I want to distribute a positive 6 second angular closure error in a closed link traverse with 6 stations. My common sense tells me to subtract 1 second per angle and rerun the traverse. However, a YouTube video says to distribute the error proportionately. Like this
Line 1-2: -6" x 1/6 = -1"
Line 2-3: -6" x 2/6 = -2"
Line 3-4: -6" x 3/6 = -3"
Line 4-5: -6" x 4/6 = -4"
Line 5-6: -6" x 5/6 = -5"
Line 6-7: -6" x 6/6 = -6"
The closing azimuth is supposed to be flat, but it isn't. What's the correct way to do this?
There is no one right way to do it. The way you initially suggest is the common way. But you could arbitrarily decide to throw it all in one angle - perhaps because you knew the setups was mushy and/or the sightings were obscured at one station. The youtube method you describe sounds undefensible. But perhaps you are misunderstanding? If the calculated adjustments were applied to the azimuth of the legs rather than the turned angles, then it would work.
____________________
_BRIEF 1_.
Translate the sentence "The way you initially suggest is the common way." from the traverse thread into French.
_BRIEF 2_.
From the traverse thread, list each line in the proportional calculation along with the correction value it receives.

_SUPPLIED INFORMATION_.
____________________
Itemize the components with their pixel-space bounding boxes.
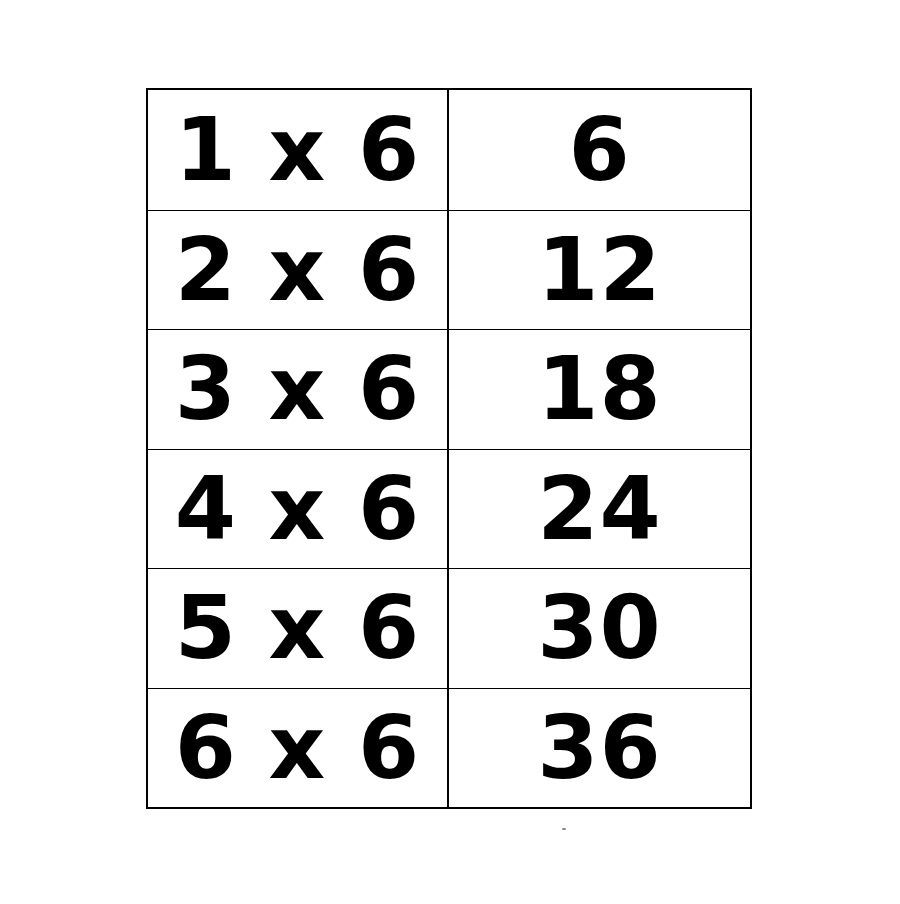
product-cell-24: 24 bbox=[449, 449, 750, 569]
expression-cell-2x6: 2 x 6 bbox=[148, 210, 449, 330]
expression-cell-6x6: 6 x 6 bbox=[148, 688, 449, 808]
product-cell-30: 30 bbox=[449, 568, 750, 688]
expression-cell-3x6: 3 x 6 bbox=[148, 329, 449, 449]
expression-cell-5x6: 5 x 6 bbox=[148, 568, 449, 688]
scan-artifact-dot bbox=[562, 828, 566, 830]
expression-cell-1x6: 1 x 6 bbox=[148, 90, 449, 210]
product-cell-36: 36 bbox=[449, 688, 750, 808]
product-cell-12: 12 bbox=[449, 210, 750, 330]
product-cell-18: 18 bbox=[449, 329, 750, 449]
product-cell-6: 6 bbox=[449, 90, 750, 210]
expression-cell-4x6: 4 x 6 bbox=[148, 449, 449, 569]
worksheet-page: 1 x 6 6 2 x 6 12 3 x 6 18 4 x 6 24 5 x 6… bbox=[0, 0, 900, 904]
flashcard-grid: 1 x 6 6 2 x 6 12 3 x 6 18 4 x 6 24 5 x 6… bbox=[146, 88, 752, 809]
____________________
_EXERCISE RESPONSE 1_.
La méthode que vous proposez initialement est la méthode courante.

_EXERCISE RESPONSE 2_.
Line 1-2: -1"
Line 2-3: -2"
Line 3-4: -3"
Line 4-5: -4"
Line 5-6: -5"
Line 6-7: -6"